= Records to process =
--- Start ---

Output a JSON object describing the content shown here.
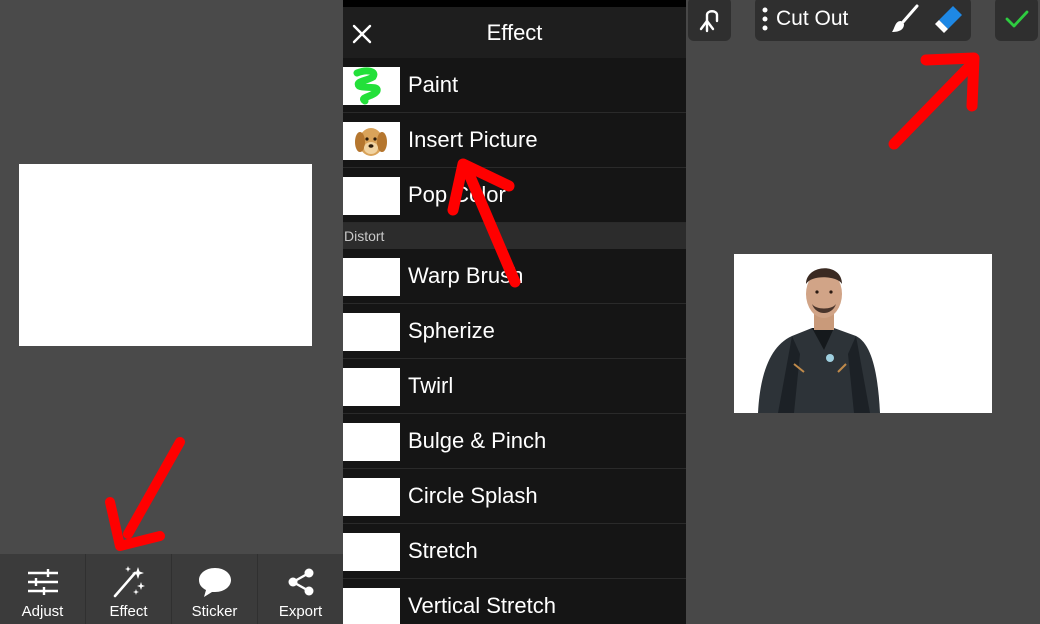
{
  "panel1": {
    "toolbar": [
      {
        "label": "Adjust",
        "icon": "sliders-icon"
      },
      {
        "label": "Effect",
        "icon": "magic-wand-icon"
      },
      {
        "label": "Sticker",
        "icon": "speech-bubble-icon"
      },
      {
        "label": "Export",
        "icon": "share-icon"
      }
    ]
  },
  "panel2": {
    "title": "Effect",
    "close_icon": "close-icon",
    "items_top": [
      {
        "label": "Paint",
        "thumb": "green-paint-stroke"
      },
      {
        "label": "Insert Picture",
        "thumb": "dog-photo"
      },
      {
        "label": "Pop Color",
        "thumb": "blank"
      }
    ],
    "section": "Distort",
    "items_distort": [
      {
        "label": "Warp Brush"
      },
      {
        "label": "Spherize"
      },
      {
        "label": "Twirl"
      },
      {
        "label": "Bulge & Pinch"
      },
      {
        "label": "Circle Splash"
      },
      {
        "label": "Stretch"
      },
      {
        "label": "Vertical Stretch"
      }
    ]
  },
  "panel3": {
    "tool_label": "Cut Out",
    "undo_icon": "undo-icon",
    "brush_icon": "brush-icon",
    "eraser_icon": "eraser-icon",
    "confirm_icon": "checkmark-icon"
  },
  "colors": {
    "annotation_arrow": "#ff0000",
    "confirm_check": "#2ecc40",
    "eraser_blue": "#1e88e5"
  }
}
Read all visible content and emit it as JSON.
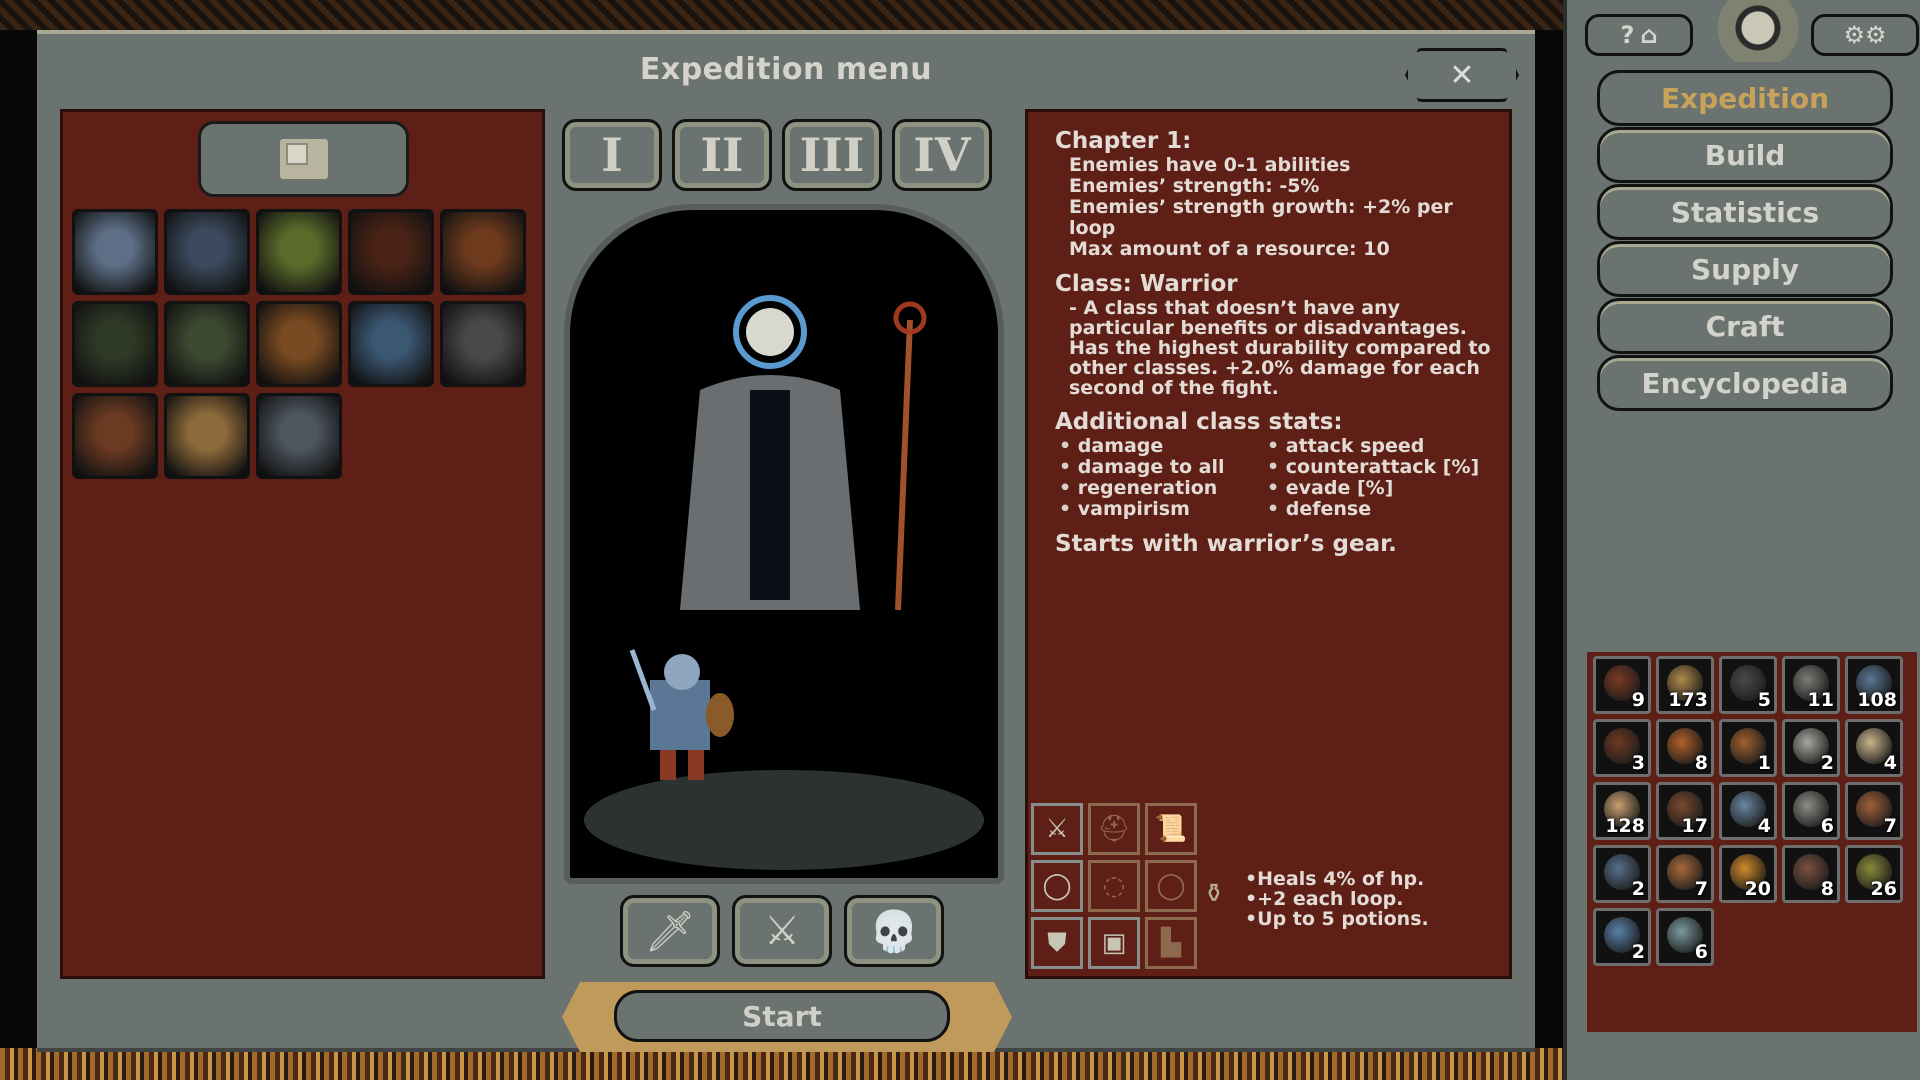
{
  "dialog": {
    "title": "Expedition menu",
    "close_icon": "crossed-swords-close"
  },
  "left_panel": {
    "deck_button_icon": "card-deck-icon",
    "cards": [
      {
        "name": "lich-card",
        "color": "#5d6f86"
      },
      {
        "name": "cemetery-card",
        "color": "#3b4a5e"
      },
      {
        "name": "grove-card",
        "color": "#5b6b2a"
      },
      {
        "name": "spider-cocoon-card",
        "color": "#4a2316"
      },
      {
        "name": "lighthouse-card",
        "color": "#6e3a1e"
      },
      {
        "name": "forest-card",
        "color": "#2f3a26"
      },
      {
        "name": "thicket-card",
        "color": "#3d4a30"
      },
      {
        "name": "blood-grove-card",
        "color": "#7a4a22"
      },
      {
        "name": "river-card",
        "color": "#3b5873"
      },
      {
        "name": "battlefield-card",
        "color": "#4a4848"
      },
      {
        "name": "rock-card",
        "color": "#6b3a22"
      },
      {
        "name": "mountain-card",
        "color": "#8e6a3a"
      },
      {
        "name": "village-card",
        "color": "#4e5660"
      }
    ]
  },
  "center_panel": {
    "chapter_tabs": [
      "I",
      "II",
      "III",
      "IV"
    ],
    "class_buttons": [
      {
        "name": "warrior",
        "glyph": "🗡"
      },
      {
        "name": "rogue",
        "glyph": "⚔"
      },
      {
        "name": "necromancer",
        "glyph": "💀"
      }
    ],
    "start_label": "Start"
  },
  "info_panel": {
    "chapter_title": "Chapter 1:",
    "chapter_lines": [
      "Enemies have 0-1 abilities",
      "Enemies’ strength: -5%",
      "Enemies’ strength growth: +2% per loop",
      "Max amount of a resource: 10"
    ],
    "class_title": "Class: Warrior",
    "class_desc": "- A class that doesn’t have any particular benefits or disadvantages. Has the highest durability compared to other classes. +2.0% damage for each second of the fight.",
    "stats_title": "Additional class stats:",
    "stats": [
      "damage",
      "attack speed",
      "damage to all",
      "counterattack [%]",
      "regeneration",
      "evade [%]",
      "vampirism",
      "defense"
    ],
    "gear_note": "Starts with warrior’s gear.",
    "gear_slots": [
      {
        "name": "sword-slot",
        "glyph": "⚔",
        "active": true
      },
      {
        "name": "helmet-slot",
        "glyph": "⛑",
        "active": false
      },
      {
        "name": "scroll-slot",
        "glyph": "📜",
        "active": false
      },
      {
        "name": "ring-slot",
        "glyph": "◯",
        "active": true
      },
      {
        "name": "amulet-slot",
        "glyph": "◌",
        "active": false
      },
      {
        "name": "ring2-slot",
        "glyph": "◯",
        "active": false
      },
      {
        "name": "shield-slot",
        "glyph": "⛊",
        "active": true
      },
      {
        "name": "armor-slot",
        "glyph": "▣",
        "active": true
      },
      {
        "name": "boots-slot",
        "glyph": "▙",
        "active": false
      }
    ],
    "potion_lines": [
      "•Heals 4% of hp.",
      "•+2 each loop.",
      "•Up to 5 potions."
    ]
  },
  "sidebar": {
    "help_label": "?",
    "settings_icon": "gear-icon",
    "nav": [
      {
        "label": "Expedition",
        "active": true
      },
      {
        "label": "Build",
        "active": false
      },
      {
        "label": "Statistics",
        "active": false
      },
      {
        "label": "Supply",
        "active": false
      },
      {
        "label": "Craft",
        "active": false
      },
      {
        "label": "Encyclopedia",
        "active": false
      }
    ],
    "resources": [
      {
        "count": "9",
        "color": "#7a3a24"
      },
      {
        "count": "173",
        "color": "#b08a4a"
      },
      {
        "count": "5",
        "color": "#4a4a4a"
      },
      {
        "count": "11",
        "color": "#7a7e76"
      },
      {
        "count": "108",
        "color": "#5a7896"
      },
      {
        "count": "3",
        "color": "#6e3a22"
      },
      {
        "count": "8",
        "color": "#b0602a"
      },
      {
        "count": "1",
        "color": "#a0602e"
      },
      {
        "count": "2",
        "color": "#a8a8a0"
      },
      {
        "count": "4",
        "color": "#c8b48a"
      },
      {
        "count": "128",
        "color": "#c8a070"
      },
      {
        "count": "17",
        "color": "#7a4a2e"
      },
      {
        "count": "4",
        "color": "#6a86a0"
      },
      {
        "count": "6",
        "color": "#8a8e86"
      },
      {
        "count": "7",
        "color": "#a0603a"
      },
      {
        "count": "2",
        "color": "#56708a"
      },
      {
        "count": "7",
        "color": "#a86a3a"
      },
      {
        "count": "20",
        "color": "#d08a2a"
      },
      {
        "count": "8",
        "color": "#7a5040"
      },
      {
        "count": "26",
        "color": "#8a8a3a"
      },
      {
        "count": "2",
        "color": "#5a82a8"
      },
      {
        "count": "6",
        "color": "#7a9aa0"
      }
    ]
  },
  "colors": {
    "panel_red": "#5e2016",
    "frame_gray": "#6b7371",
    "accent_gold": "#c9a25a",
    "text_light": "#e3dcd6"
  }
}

--- End ---

Copy down every line of the entries containing the word "have".

= Response to this task =
      "Enemies have 0-1 abilities",
    "class_desc": "- A class that doesn’t have any particular benefits or disadvantages. Has the highest durability compared to other classes. +2.0% damage for each second of the fight.",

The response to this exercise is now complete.